> **Instructions for the task**:
Report every line of the records that contains the string "marker".

> **Provided records**:
════════
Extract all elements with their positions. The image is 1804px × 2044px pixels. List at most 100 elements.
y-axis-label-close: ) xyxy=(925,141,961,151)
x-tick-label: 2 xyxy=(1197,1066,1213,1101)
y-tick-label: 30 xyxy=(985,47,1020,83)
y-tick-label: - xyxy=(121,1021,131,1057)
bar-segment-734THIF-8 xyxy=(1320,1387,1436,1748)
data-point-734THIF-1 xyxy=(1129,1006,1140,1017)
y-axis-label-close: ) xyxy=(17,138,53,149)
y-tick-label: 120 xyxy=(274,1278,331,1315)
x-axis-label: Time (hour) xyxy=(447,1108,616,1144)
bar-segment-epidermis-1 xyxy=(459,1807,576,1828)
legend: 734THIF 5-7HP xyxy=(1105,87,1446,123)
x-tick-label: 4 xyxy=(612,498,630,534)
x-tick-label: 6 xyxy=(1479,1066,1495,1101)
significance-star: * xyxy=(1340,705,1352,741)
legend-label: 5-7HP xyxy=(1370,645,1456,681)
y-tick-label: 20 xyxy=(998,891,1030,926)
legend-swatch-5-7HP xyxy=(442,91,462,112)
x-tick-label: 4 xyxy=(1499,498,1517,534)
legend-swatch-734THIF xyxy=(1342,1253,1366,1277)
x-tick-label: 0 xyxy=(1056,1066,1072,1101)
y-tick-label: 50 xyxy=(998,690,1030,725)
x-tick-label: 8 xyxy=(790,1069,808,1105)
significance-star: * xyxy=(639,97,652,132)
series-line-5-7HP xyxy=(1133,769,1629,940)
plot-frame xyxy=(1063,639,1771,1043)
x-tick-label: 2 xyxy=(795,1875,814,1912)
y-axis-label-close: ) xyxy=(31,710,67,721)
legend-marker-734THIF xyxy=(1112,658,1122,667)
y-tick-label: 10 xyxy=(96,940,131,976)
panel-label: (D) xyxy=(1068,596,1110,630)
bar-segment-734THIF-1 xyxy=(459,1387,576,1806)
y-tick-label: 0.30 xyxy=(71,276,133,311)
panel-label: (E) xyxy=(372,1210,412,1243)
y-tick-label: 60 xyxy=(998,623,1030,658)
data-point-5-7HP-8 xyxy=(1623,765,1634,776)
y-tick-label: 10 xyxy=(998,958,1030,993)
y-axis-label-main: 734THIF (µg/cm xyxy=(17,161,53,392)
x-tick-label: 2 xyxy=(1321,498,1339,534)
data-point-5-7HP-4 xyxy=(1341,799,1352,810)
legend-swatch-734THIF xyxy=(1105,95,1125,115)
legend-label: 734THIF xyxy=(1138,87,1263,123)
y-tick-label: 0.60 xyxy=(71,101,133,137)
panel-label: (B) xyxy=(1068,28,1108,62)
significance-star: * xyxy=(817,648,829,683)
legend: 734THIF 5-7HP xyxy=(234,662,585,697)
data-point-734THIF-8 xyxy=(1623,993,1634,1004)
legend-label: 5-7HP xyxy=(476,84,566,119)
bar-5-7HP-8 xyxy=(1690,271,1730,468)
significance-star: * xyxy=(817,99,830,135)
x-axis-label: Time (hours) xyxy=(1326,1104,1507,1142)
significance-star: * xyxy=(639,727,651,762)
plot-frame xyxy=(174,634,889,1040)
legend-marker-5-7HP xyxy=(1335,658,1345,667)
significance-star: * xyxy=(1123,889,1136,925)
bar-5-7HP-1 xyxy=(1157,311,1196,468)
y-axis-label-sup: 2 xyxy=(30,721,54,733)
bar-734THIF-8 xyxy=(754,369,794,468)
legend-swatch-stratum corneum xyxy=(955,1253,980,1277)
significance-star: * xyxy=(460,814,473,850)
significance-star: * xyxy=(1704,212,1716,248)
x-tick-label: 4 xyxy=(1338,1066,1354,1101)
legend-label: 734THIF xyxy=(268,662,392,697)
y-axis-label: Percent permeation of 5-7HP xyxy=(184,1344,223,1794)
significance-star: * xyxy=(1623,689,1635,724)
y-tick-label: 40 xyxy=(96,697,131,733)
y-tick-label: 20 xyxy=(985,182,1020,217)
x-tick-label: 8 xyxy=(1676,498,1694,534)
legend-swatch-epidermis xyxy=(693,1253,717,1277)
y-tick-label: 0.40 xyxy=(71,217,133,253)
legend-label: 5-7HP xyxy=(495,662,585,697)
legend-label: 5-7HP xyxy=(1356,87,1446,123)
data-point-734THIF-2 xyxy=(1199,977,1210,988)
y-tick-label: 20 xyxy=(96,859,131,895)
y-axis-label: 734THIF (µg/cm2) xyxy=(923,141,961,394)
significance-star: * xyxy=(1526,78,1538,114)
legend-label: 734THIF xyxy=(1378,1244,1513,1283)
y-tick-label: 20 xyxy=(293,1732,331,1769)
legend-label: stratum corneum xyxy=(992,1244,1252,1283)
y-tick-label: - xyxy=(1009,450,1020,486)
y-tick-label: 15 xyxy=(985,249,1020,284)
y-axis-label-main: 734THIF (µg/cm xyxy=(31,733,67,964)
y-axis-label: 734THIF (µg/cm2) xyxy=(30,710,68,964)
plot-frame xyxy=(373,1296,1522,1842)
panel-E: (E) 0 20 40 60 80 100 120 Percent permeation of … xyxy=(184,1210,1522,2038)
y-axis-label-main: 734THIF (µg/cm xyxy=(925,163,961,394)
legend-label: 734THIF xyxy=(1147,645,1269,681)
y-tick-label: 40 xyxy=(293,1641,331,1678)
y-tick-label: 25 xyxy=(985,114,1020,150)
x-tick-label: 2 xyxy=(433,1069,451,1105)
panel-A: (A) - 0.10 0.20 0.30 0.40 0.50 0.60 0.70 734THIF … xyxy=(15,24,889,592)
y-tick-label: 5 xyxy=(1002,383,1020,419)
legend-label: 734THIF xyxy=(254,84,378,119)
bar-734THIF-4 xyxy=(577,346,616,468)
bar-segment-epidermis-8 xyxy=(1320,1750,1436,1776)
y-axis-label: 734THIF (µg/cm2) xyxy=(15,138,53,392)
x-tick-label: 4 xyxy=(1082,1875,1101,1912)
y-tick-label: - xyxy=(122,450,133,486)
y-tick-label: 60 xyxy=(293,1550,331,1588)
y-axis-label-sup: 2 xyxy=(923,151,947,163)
════════
> **Solved exercise**:
legend-marker-734THIF xyxy=(1112,658,1122,667)
legend-marker-5-7HP xyxy=(1335,658,1345,667)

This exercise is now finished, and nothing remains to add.